(Extracted data entries)

● ● ● ●

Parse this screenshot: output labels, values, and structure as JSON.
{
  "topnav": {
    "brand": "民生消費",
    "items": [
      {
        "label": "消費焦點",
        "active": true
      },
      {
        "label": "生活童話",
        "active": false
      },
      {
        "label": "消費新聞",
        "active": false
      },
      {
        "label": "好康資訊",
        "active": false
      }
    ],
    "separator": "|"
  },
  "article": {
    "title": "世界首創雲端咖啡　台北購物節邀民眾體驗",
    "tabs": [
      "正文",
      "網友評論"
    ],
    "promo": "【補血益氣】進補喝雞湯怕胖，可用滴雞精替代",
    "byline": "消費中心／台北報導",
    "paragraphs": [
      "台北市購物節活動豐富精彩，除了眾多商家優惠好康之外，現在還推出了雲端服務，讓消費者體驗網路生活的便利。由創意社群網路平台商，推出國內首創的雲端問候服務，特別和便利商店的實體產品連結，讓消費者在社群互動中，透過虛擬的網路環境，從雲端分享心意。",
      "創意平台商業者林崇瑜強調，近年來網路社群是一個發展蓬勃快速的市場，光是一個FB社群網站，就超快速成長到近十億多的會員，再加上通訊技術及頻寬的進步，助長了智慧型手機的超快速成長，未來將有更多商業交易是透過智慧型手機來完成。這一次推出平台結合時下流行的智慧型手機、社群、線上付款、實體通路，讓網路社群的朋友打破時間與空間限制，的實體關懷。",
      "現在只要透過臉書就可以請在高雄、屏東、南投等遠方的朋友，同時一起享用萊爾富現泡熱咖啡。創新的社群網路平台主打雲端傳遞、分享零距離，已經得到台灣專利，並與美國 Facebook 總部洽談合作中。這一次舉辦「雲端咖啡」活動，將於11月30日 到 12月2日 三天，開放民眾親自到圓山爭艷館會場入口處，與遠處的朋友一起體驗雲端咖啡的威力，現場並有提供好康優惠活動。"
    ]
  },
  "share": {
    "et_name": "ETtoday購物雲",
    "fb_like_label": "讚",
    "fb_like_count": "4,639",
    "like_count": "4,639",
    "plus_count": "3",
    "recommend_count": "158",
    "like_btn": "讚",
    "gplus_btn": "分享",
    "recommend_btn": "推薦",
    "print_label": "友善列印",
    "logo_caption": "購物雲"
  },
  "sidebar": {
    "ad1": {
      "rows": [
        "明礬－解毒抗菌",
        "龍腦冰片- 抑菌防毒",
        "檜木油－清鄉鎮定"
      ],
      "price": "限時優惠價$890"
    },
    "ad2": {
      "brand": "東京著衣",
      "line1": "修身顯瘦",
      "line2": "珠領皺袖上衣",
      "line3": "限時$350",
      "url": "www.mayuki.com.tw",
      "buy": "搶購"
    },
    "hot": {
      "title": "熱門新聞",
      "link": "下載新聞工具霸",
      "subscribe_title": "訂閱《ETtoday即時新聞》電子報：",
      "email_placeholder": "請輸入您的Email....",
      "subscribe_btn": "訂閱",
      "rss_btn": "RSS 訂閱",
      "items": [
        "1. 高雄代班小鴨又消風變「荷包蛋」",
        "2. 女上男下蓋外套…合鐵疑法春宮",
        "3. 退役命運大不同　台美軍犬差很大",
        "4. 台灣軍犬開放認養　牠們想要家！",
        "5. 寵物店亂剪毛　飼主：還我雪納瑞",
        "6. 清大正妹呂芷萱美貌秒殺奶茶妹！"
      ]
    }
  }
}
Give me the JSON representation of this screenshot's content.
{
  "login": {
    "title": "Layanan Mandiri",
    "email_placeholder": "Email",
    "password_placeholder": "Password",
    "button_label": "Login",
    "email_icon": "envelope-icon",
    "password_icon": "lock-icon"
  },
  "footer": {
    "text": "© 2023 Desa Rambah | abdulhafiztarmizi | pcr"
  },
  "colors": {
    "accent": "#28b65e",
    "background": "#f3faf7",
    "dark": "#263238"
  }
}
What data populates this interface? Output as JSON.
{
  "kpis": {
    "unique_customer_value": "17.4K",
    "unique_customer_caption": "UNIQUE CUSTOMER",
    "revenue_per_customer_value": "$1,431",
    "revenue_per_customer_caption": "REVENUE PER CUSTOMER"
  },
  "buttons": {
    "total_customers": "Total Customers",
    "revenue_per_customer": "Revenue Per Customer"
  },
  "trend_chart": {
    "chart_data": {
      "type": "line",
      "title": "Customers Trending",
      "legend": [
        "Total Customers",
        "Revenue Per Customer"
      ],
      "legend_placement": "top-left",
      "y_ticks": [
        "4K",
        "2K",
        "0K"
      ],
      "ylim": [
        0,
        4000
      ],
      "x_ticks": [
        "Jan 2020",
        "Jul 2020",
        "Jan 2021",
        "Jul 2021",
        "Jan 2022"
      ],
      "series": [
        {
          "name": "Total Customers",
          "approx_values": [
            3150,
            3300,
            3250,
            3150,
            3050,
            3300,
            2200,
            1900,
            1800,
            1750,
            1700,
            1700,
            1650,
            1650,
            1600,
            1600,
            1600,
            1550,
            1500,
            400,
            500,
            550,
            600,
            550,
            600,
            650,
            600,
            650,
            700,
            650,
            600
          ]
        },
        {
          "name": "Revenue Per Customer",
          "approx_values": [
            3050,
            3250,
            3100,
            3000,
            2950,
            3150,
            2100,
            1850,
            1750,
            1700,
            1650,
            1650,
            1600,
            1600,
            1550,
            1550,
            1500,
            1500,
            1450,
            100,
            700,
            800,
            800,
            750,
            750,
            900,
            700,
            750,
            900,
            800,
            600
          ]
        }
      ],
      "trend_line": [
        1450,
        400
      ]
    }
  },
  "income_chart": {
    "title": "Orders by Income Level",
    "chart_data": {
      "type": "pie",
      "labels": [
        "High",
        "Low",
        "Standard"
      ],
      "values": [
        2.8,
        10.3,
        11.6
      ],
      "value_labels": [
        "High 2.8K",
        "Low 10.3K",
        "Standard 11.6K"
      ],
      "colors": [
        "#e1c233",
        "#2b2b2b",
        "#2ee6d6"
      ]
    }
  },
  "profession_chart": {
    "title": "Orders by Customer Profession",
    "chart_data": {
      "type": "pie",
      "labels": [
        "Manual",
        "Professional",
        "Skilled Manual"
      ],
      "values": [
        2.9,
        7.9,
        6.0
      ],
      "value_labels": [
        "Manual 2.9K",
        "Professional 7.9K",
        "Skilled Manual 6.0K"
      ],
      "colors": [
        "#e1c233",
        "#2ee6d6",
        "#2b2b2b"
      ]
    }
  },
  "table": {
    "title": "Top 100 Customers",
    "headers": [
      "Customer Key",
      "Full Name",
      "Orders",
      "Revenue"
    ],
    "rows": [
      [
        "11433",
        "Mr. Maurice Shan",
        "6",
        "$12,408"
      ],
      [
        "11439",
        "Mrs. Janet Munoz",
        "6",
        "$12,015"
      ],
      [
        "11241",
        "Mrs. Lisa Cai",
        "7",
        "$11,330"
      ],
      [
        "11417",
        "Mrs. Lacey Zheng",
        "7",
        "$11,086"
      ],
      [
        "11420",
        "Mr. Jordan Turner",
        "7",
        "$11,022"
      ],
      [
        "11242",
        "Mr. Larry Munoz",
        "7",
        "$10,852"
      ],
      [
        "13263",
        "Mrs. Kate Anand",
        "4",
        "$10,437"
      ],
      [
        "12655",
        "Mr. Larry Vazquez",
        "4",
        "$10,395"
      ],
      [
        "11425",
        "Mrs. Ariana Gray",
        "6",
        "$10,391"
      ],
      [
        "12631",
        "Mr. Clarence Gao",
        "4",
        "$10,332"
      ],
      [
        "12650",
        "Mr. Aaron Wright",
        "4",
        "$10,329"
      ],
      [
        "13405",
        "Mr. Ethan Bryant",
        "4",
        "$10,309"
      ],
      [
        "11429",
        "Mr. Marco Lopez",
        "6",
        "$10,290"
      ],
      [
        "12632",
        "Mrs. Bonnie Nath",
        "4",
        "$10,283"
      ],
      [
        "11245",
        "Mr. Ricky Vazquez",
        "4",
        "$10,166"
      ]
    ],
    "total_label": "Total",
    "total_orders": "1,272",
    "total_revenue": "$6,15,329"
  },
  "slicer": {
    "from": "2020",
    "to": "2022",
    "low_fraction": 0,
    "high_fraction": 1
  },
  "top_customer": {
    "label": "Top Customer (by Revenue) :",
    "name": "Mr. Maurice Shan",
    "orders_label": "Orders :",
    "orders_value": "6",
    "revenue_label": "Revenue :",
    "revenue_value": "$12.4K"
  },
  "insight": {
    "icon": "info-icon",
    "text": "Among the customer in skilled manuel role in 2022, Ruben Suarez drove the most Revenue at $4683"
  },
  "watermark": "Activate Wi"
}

● ● ● ●

Keep only the lines that hold the string "JSON", and copy them out.

Parse this screenshot: output labels, values, and structure as JSON.
Give me the JSON representation of this screenshot's content.
What data populates this interface? Output as JSON.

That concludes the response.